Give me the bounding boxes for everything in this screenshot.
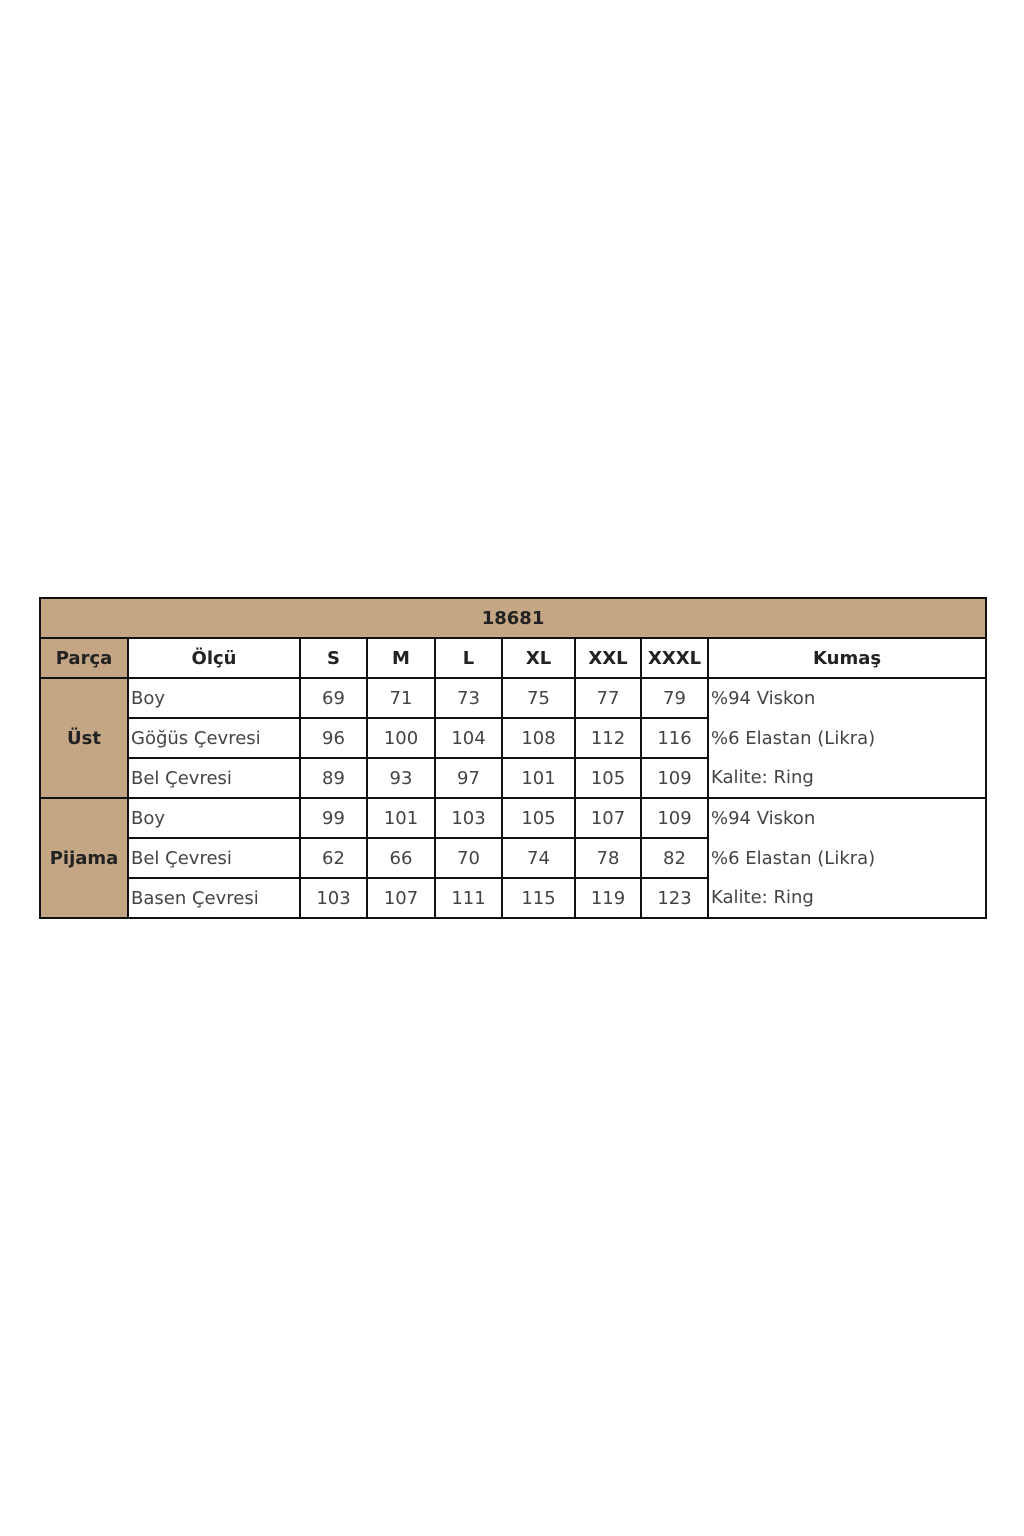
size-value: 107 — [574, 797, 642, 839]
size-value: 100 — [366, 717, 436, 759]
size-value: 71 — [366, 677, 436, 719]
fabric-info: %6 Elastan (Likra) — [706, 718, 988, 758]
measure-label: Bel Çevresi — [127, 837, 301, 879]
measure-label: Bel Çevresi — [127, 757, 301, 799]
fabric-info: %94 Viskon — [706, 797, 988, 838]
column-header: XL — [501, 637, 576, 679]
size-value: 115 — [501, 877, 576, 919]
size-value: 89 — [299, 757, 368, 799]
size-value: 99 — [299, 797, 368, 839]
column-header: M — [366, 637, 436, 679]
size-value: 103 — [299, 877, 368, 919]
product-code: 18681 — [38, 597, 988, 639]
fabric-info: Kalite: Ring — [706, 758, 988, 799]
size-value: 112 — [574, 717, 642, 759]
column-header: Ölçü — [127, 637, 301, 679]
size-value: 77 — [574, 677, 642, 719]
size-value: 66 — [366, 837, 436, 879]
size-value: 93 — [366, 757, 436, 799]
size-value: 116 — [640, 717, 709, 759]
size-value: 123 — [640, 877, 709, 919]
measure-label: Boy — [127, 677, 301, 719]
size-value: 101 — [366, 797, 436, 839]
size-value: 74 — [501, 837, 576, 879]
part-label: Üst — [39, 677, 129, 799]
size-value: 62 — [299, 837, 368, 879]
table-row: Göğüs Çevresi 96 100 104 108 112 116 %6 Elastan… — [40, 717, 988, 759]
size-value: 109 — [640, 797, 709, 839]
size-value: 78 — [574, 837, 642, 879]
size-value: 105 — [501, 797, 576, 839]
size-value: 82 — [640, 837, 709, 879]
part-label: Pijama — [39, 797, 129, 919]
size-chart-table: 18681 Parça Ölçü S M L XL XXL XXXL Kumaş Üst Boy 6… — [38, 597, 988, 919]
table-row: Bel Çevresi 62 66 70 74 78 82 %6 Elastan (Likra… — [40, 837, 988, 879]
table-row: Bel Çevresi 89 93 97 101 105 109 Kalite: Ring — [40, 757, 988, 799]
size-value: 69 — [299, 677, 368, 719]
size-value: 101 — [501, 757, 576, 799]
table-row: Basen Çevresi 103 107 111 115 119 123 Kalite: R… — [40, 877, 988, 919]
header-row: Parça Ölçü S M L XL XXL XXXL Kumaş — [39, 637, 988, 679]
size-value: 109 — [640, 757, 709, 799]
column-header: Kumaş — [706, 637, 988, 679]
fabric-info: %6 Elastan (Likra) — [706, 838, 988, 878]
size-value: 107 — [366, 877, 436, 919]
size-value: 97 — [434, 757, 503, 799]
size-value: 79 — [640, 677, 709, 719]
column-header: L — [434, 637, 503, 679]
size-value: 104 — [434, 717, 503, 759]
column-header: S — [299, 637, 368, 679]
size-value: 111 — [434, 877, 503, 919]
table-row: Pijama Boy 99 101 103 105 107 109 %94 Viskon — [39, 797, 988, 919]
measure-label: Boy — [127, 797, 301, 839]
size-value: 75 — [501, 677, 576, 719]
measure-label: Göğüs Çevresi — [127, 717, 301, 759]
size-value: 70 — [434, 837, 503, 879]
column-header: XXXL — [640, 637, 709, 679]
size-value: 105 — [574, 757, 642, 799]
fabric-info: Kalite: Ring — [706, 878, 988, 919]
size-value: 96 — [299, 717, 368, 759]
column-header: Parça — [39, 637, 129, 679]
size-value: 103 — [434, 797, 503, 839]
size-value: 119 — [574, 877, 642, 919]
fabric-info: %94 Viskon — [706, 677, 988, 718]
column-header: XXL — [574, 637, 642, 679]
table-row: Üst Boy 69 71 73 75 77 79 %94 Viskon — [39, 677, 988, 799]
size-value: 73 — [434, 677, 503, 719]
size-value: 108 — [501, 717, 576, 759]
title-row: 18681 — [38, 597, 988, 639]
measure-label: Basen Çevresi — [127, 877, 301, 919]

········

Print the lines of the listing above exactly as they appear, starting with the line that contains "size-value: 107 — [574, 797, 642, 839]" and continuing through the line that contains "column-header: M — [366, 637, 436, 679]".

**The answer**
size-value: 107 — [574, 797, 642, 839]
size-value: 100 — [366, 717, 436, 759]
size-value: 71 — [366, 677, 436, 719]
fabric-info: %6 Elastan (Likra) — [706, 718, 988, 758]
measure-label: Bel Çevresi — [127, 837, 301, 879]
measure-label: Bel Çevresi — [127, 757, 301, 799]
fabric-info: %94 Viskon — [706, 797, 988, 838]
column-header: XL — [501, 637, 576, 679]
size-value: 115 — [501, 877, 576, 919]
size-value: 89 — [299, 757, 368, 799]
size-value: 99 — [299, 797, 368, 839]
column-header: M — [366, 637, 436, 679]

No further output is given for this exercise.